─── Material for the task ───

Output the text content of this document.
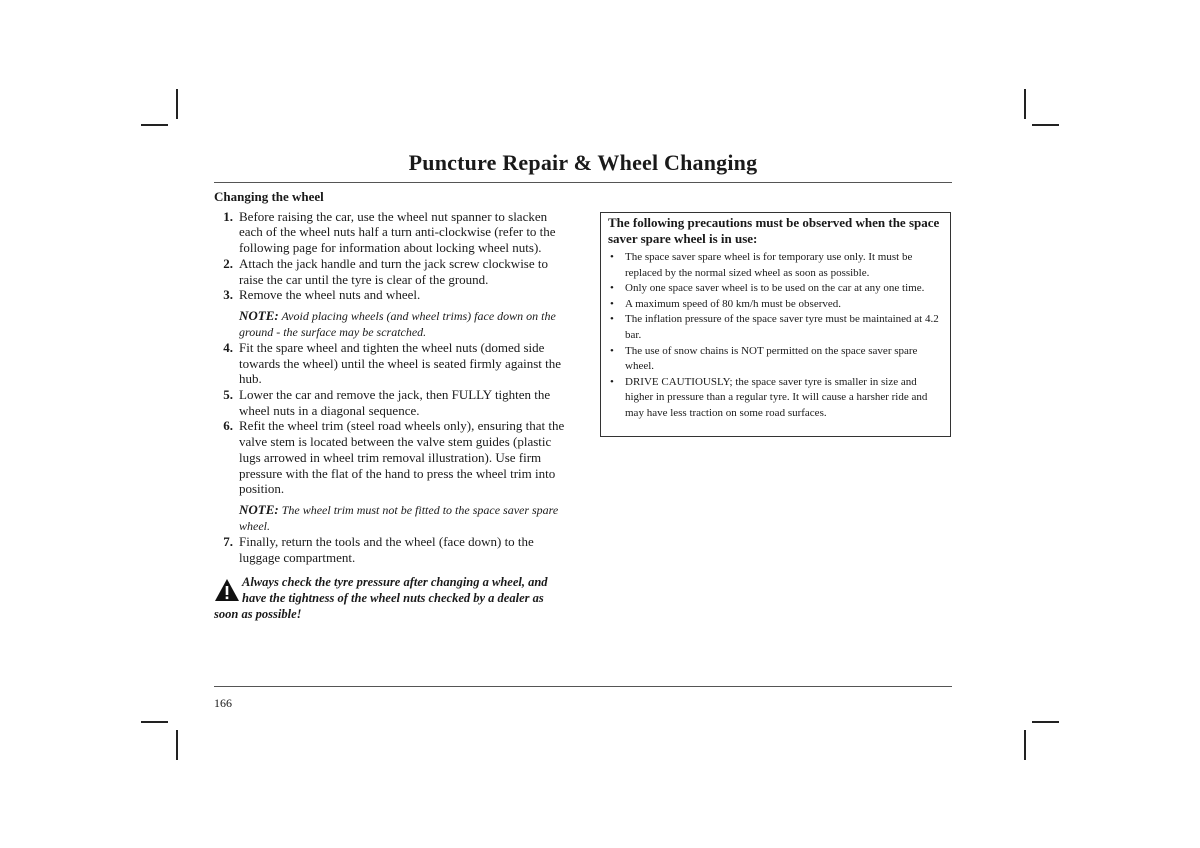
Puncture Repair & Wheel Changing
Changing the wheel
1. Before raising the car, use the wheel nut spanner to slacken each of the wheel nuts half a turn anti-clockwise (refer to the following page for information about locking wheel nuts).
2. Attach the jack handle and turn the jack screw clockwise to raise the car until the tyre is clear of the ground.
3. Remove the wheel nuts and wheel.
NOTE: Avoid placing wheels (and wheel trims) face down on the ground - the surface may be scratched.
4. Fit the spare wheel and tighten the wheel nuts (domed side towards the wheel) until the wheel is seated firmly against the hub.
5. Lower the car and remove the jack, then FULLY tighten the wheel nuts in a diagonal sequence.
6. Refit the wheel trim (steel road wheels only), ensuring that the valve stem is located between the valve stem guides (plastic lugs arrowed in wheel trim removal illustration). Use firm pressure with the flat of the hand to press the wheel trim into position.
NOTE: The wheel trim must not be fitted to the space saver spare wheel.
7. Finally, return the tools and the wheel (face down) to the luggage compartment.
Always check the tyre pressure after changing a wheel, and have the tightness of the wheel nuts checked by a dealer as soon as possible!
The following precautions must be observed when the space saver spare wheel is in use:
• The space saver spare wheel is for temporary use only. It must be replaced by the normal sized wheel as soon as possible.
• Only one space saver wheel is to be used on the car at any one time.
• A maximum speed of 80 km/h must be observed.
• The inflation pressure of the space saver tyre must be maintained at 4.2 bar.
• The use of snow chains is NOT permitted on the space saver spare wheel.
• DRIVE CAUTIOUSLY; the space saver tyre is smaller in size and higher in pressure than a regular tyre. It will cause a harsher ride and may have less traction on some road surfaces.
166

───
─── Material for the task ───

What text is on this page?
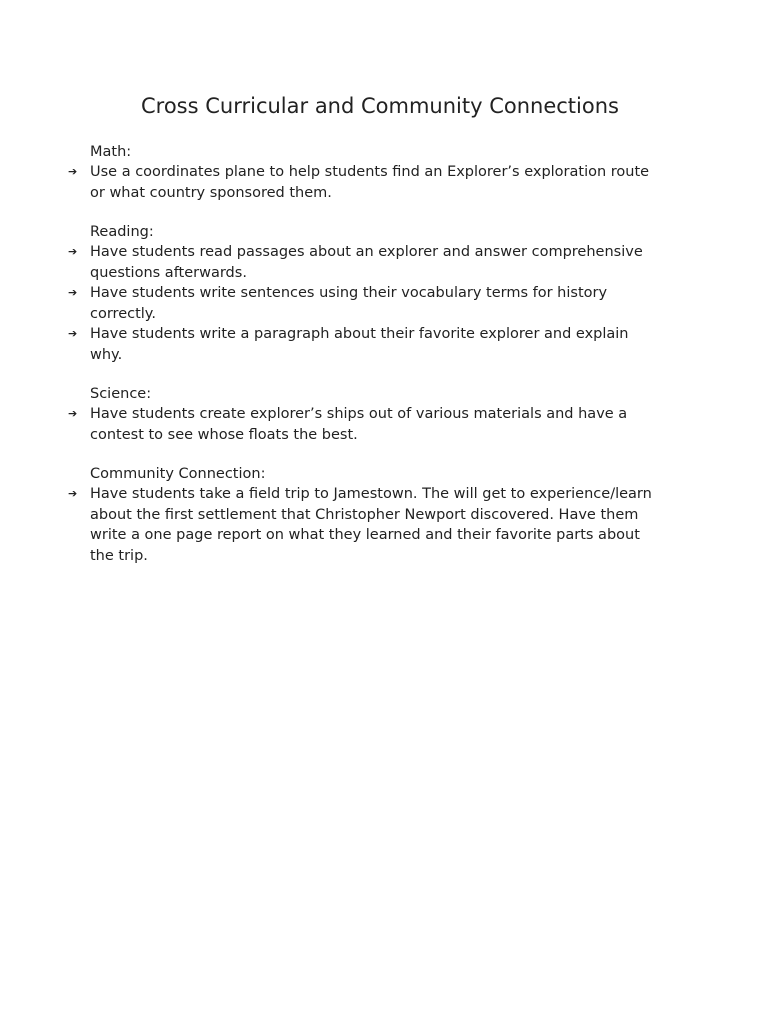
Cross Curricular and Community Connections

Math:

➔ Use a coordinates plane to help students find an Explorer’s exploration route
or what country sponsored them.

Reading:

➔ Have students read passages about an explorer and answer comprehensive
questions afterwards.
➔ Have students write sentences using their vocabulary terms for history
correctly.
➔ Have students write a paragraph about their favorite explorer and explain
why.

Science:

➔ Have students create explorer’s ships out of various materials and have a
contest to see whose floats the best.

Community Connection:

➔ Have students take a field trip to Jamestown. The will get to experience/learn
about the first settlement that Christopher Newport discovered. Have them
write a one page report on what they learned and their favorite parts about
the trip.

───

> Work to complete
Lines that include the word "down" are to be extracted from the data above.

> Problem solution
NOTE: Avoid placing wheels (and wheel trims) face down on the ground - the surface may be scratched.
7. Finally, return the tools and the wheel (face down) to the luggage compartment.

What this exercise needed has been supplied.